**Requirements:** Quote the whole listing exactly. Leave the pictures out of your copy.

**Information given:**
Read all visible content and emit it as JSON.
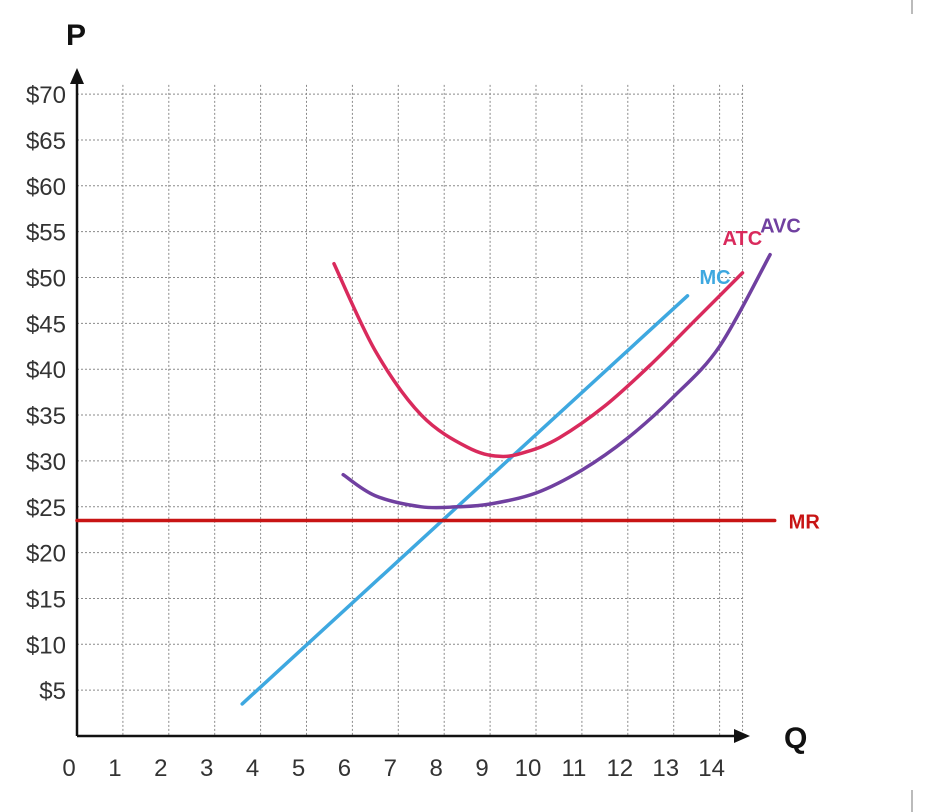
{
  "chart_data": {
    "type": "line",
    "title": "",
    "xlabel": "Q",
    "ylabel": "P",
    "xlim": [
      0,
      14
    ],
    "ylim": [
      0,
      70
    ],
    "grid": true,
    "x_ticks": [
      "0",
      "1",
      "2",
      "3",
      "4",
      "5",
      "6",
      "7",
      "8",
      "9",
      "10",
      "11",
      "12",
      "13",
      "14"
    ],
    "y_ticks": [
      "$5",
      "$10",
      "$15",
      "$20",
      "$25",
      "$30",
      "$35",
      "$40",
      "$45",
      "$50",
      "$55",
      "$60",
      "$65",
      "$70"
    ],
    "y_tick_values": [
      5,
      10,
      15,
      20,
      25,
      30,
      35,
      40,
      45,
      50,
      55,
      60,
      65,
      70
    ],
    "series": [
      {
        "name": "MC",
        "color": "#3ea8e0",
        "x": [
          3.6,
          13.3
        ],
        "y": [
          3.5,
          48
        ]
      },
      {
        "name": "ATC",
        "color": "#d92a5c",
        "x": [
          5.6,
          6.5,
          7.5,
          8.5,
          9.2,
          9.8,
          10.5,
          11.5,
          12.5,
          13.5,
          14.5
        ],
        "y": [
          51.5,
          42,
          35,
          31.5,
          30.5,
          31,
          32.5,
          36,
          40.5,
          45.5,
          50.5
        ]
      },
      {
        "name": "AVC",
        "color": "#7040a0",
        "x": [
          5.8,
          6.5,
          7.5,
          8.3,
          9,
          10,
          11,
          12,
          13,
          14,
          15.1
        ],
        "y": [
          28.5,
          26.2,
          25,
          25,
          25.3,
          26.5,
          29,
          32.5,
          37,
          42.5,
          52.5
        ]
      },
      {
        "name": "MR",
        "color": "#c81414",
        "x": [
          0,
          15.2
        ],
        "y": [
          23.5,
          23.5
        ]
      }
    ]
  }
}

**Result of this exercise:**
Read all visible content and emit it as JSON.
{
  "chart_data": {
    "type": "line",
    "title": "",
    "xlabel": "Q",
    "ylabel": "P",
    "xlim": [
      0,
      14
    ],
    "ylim": [
      0,
      70
    ],
    "grid": true,
    "x_ticks": [
      "0",
      "1",
      "2",
      "3",
      "4",
      "5",
      "6",
      "7",
      "8",
      "9",
      "10",
      "11",
      "12",
      "13",
      "14"
    ],
    "y_ticks": [
      "$5",
      "$10",
      "$15",
      "$20",
      "$25",
      "$30",
      "$35",
      "$40",
      "$45",
      "$50",
      "$55",
      "$60",
      "$65",
      "$70"
    ],
    "y_tick_values": [
      5,
      10,
      15,
      20,
      25,
      30,
      35,
      40,
      45,
      50,
      55,
      60,
      65,
      70
    ],
    "series": [
      {
        "name": "MC",
        "color": "#3ea8e0",
        "x": [
          3.6,
          13.3
        ],
        "y": [
          3.5,
          48
        ]
      },
      {
        "name": "ATC",
        "color": "#d92a5c",
        "x": [
          5.6,
          6.5,
          7.5,
          8.5,
          9.2,
          9.8,
          10.5,
          11.5,
          12.5,
          13.5,
          14.5
        ],
        "y": [
          51.5,
          42,
          35,
          31.5,
          30.5,
          31,
          32.5,
          36,
          40.5,
          45.5,
          50.5
        ]
      },
      {
        "name": "AVC",
        "color": "#7040a0",
        "x": [
          5.8,
          6.5,
          7.5,
          8.3,
          9,
          10,
          11,
          12,
          13,
          14,
          15.1
        ],
        "y": [
          28.5,
          26.2,
          25,
          25,
          25.3,
          26.5,
          29,
          32.5,
          37,
          42.5,
          52.5
        ]
      },
      {
        "name": "MR",
        "color": "#c81414",
        "x": [
          0,
          15.2
        ],
        "y": [
          23.5,
          23.5
        ]
      }
    ]
  }
}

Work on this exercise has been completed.